##### Exercise inputs

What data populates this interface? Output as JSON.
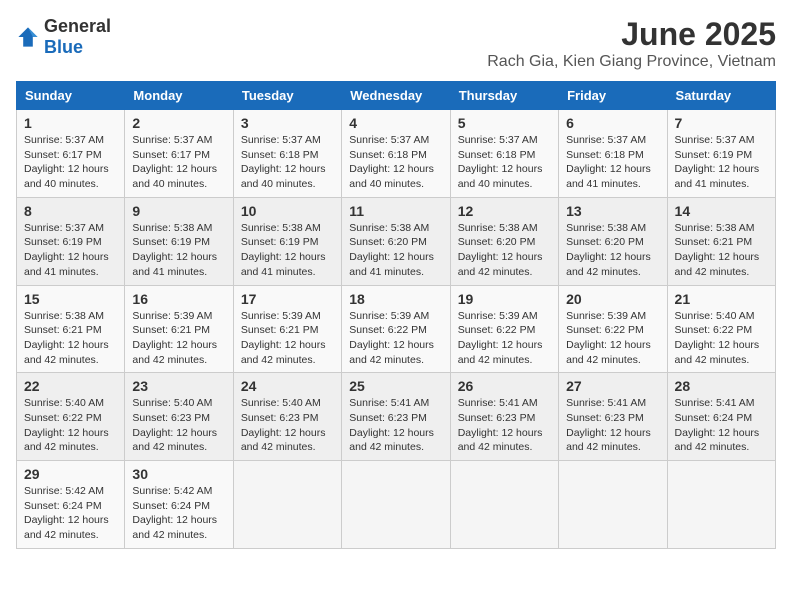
{
  "logo": {
    "general": "General",
    "blue": "Blue"
  },
  "header": {
    "title": "June 2025",
    "subtitle": "Rach Gia, Kien Giang Province, Vietnam"
  },
  "weekdays": [
    "Sunday",
    "Monday",
    "Tuesday",
    "Wednesday",
    "Thursday",
    "Friday",
    "Saturday"
  ],
  "weeks": [
    [
      {
        "day": "1",
        "sunrise": "5:37 AM",
        "sunset": "6:17 PM",
        "daylight": "12 hours and 40 minutes."
      },
      {
        "day": "2",
        "sunrise": "5:37 AM",
        "sunset": "6:17 PM",
        "daylight": "12 hours and 40 minutes."
      },
      {
        "day": "3",
        "sunrise": "5:37 AM",
        "sunset": "6:18 PM",
        "daylight": "12 hours and 40 minutes."
      },
      {
        "day": "4",
        "sunrise": "5:37 AM",
        "sunset": "6:18 PM",
        "daylight": "12 hours and 40 minutes."
      },
      {
        "day": "5",
        "sunrise": "5:37 AM",
        "sunset": "6:18 PM",
        "daylight": "12 hours and 40 minutes."
      },
      {
        "day": "6",
        "sunrise": "5:37 AM",
        "sunset": "6:18 PM",
        "daylight": "12 hours and 41 minutes."
      },
      {
        "day": "7",
        "sunrise": "5:37 AM",
        "sunset": "6:19 PM",
        "daylight": "12 hours and 41 minutes."
      }
    ],
    [
      {
        "day": "8",
        "sunrise": "5:37 AM",
        "sunset": "6:19 PM",
        "daylight": "12 hours and 41 minutes."
      },
      {
        "day": "9",
        "sunrise": "5:38 AM",
        "sunset": "6:19 PM",
        "daylight": "12 hours and 41 minutes."
      },
      {
        "day": "10",
        "sunrise": "5:38 AM",
        "sunset": "6:19 PM",
        "daylight": "12 hours and 41 minutes."
      },
      {
        "day": "11",
        "sunrise": "5:38 AM",
        "sunset": "6:20 PM",
        "daylight": "12 hours and 41 minutes."
      },
      {
        "day": "12",
        "sunrise": "5:38 AM",
        "sunset": "6:20 PM",
        "daylight": "12 hours and 42 minutes."
      },
      {
        "day": "13",
        "sunrise": "5:38 AM",
        "sunset": "6:20 PM",
        "daylight": "12 hours and 42 minutes."
      },
      {
        "day": "14",
        "sunrise": "5:38 AM",
        "sunset": "6:21 PM",
        "daylight": "12 hours and 42 minutes."
      }
    ],
    [
      {
        "day": "15",
        "sunrise": "5:38 AM",
        "sunset": "6:21 PM",
        "daylight": "12 hours and 42 minutes."
      },
      {
        "day": "16",
        "sunrise": "5:39 AM",
        "sunset": "6:21 PM",
        "daylight": "12 hours and 42 minutes."
      },
      {
        "day": "17",
        "sunrise": "5:39 AM",
        "sunset": "6:21 PM",
        "daylight": "12 hours and 42 minutes."
      },
      {
        "day": "18",
        "sunrise": "5:39 AM",
        "sunset": "6:22 PM",
        "daylight": "12 hours and 42 minutes."
      },
      {
        "day": "19",
        "sunrise": "5:39 AM",
        "sunset": "6:22 PM",
        "daylight": "12 hours and 42 minutes."
      },
      {
        "day": "20",
        "sunrise": "5:39 AM",
        "sunset": "6:22 PM",
        "daylight": "12 hours and 42 minutes."
      },
      {
        "day": "21",
        "sunrise": "5:40 AM",
        "sunset": "6:22 PM",
        "daylight": "12 hours and 42 minutes."
      }
    ],
    [
      {
        "day": "22",
        "sunrise": "5:40 AM",
        "sunset": "6:22 PM",
        "daylight": "12 hours and 42 minutes."
      },
      {
        "day": "23",
        "sunrise": "5:40 AM",
        "sunset": "6:23 PM",
        "daylight": "12 hours and 42 minutes."
      },
      {
        "day": "24",
        "sunrise": "5:40 AM",
        "sunset": "6:23 PM",
        "daylight": "12 hours and 42 minutes."
      },
      {
        "day": "25",
        "sunrise": "5:41 AM",
        "sunset": "6:23 PM",
        "daylight": "12 hours and 42 minutes."
      },
      {
        "day": "26",
        "sunrise": "5:41 AM",
        "sunset": "6:23 PM",
        "daylight": "12 hours and 42 minutes."
      },
      {
        "day": "27",
        "sunrise": "5:41 AM",
        "sunset": "6:23 PM",
        "daylight": "12 hours and 42 minutes."
      },
      {
        "day": "28",
        "sunrise": "5:41 AM",
        "sunset": "6:24 PM",
        "daylight": "12 hours and 42 minutes."
      }
    ],
    [
      {
        "day": "29",
        "sunrise": "5:42 AM",
        "sunset": "6:24 PM",
        "daylight": "12 hours and 42 minutes."
      },
      {
        "day": "30",
        "sunrise": "5:42 AM",
        "sunset": "6:24 PM",
        "daylight": "12 hours and 42 minutes."
      },
      null,
      null,
      null,
      null,
      null
    ]
  ]
}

##########

Goal: Each record above should be copied character for character, with pictures dropped.

Task response:
What data populates this interface? Output as JSON.
{
  "logo": {
    "general": "General",
    "blue": "Blue"
  },
  "header": {
    "title": "June 2025",
    "subtitle": "Rach Gia, Kien Giang Province, Vietnam"
  },
  "weekdays": [
    "Sunday",
    "Monday",
    "Tuesday",
    "Wednesday",
    "Thursday",
    "Friday",
    "Saturday"
  ],
  "weeks": [
    [
      {
        "day": "1",
        "sunrise": "5:37 AM",
        "sunset": "6:17 PM",
        "daylight": "12 hours and 40 minutes."
      },
      {
        "day": "2",
        "sunrise": "5:37 AM",
        "sunset": "6:17 PM",
        "daylight": "12 hours and 40 minutes."
      },
      {
        "day": "3",
        "sunrise": "5:37 AM",
        "sunset": "6:18 PM",
        "daylight": "12 hours and 40 minutes."
      },
      {
        "day": "4",
        "sunrise": "5:37 AM",
        "sunset": "6:18 PM",
        "daylight": "12 hours and 40 minutes."
      },
      {
        "day": "5",
        "sunrise": "5:37 AM",
        "sunset": "6:18 PM",
        "daylight": "12 hours and 40 minutes."
      },
      {
        "day": "6",
        "sunrise": "5:37 AM",
        "sunset": "6:18 PM",
        "daylight": "12 hours and 41 minutes."
      },
      {
        "day": "7",
        "sunrise": "5:37 AM",
        "sunset": "6:19 PM",
        "daylight": "12 hours and 41 minutes."
      }
    ],
    [
      {
        "day": "8",
        "sunrise": "5:37 AM",
        "sunset": "6:19 PM",
        "daylight": "12 hours and 41 minutes."
      },
      {
        "day": "9",
        "sunrise": "5:38 AM",
        "sunset": "6:19 PM",
        "daylight": "12 hours and 41 minutes."
      },
      {
        "day": "10",
        "sunrise": "5:38 AM",
        "sunset": "6:19 PM",
        "daylight": "12 hours and 41 minutes."
      },
      {
        "day": "11",
        "sunrise": "5:38 AM",
        "sunset": "6:20 PM",
        "daylight": "12 hours and 41 minutes."
      },
      {
        "day": "12",
        "sunrise": "5:38 AM",
        "sunset": "6:20 PM",
        "daylight": "12 hours and 42 minutes."
      },
      {
        "day": "13",
        "sunrise": "5:38 AM",
        "sunset": "6:20 PM",
        "daylight": "12 hours and 42 minutes."
      },
      {
        "day": "14",
        "sunrise": "5:38 AM",
        "sunset": "6:21 PM",
        "daylight": "12 hours and 42 minutes."
      }
    ],
    [
      {
        "day": "15",
        "sunrise": "5:38 AM",
        "sunset": "6:21 PM",
        "daylight": "12 hours and 42 minutes."
      },
      {
        "day": "16",
        "sunrise": "5:39 AM",
        "sunset": "6:21 PM",
        "daylight": "12 hours and 42 minutes."
      },
      {
        "day": "17",
        "sunrise": "5:39 AM",
        "sunset": "6:21 PM",
        "daylight": "12 hours and 42 minutes."
      },
      {
        "day": "18",
        "sunrise": "5:39 AM",
        "sunset": "6:22 PM",
        "daylight": "12 hours and 42 minutes."
      },
      {
        "day": "19",
        "sunrise": "5:39 AM",
        "sunset": "6:22 PM",
        "daylight": "12 hours and 42 minutes."
      },
      {
        "day": "20",
        "sunrise": "5:39 AM",
        "sunset": "6:22 PM",
        "daylight": "12 hours and 42 minutes."
      },
      {
        "day": "21",
        "sunrise": "5:40 AM",
        "sunset": "6:22 PM",
        "daylight": "12 hours and 42 minutes."
      }
    ],
    [
      {
        "day": "22",
        "sunrise": "5:40 AM",
        "sunset": "6:22 PM",
        "daylight": "12 hours and 42 minutes."
      },
      {
        "day": "23",
        "sunrise": "5:40 AM",
        "sunset": "6:23 PM",
        "daylight": "12 hours and 42 minutes."
      },
      {
        "day": "24",
        "sunrise": "5:40 AM",
        "sunset": "6:23 PM",
        "daylight": "12 hours and 42 minutes."
      },
      {
        "day": "25",
        "sunrise": "5:41 AM",
        "sunset": "6:23 PM",
        "daylight": "12 hours and 42 minutes."
      },
      {
        "day": "26",
        "sunrise": "5:41 AM",
        "sunset": "6:23 PM",
        "daylight": "12 hours and 42 minutes."
      },
      {
        "day": "27",
        "sunrise": "5:41 AM",
        "sunset": "6:23 PM",
        "daylight": "12 hours and 42 minutes."
      },
      {
        "day": "28",
        "sunrise": "5:41 AM",
        "sunset": "6:24 PM",
        "daylight": "12 hours and 42 minutes."
      }
    ],
    [
      {
        "day": "29",
        "sunrise": "5:42 AM",
        "sunset": "6:24 PM",
        "daylight": "12 hours and 42 minutes."
      },
      {
        "day": "30",
        "sunrise": "5:42 AM",
        "sunset": "6:24 PM",
        "daylight": "12 hours and 42 minutes."
      },
      null,
      null,
      null,
      null,
      null
    ]
  ]
}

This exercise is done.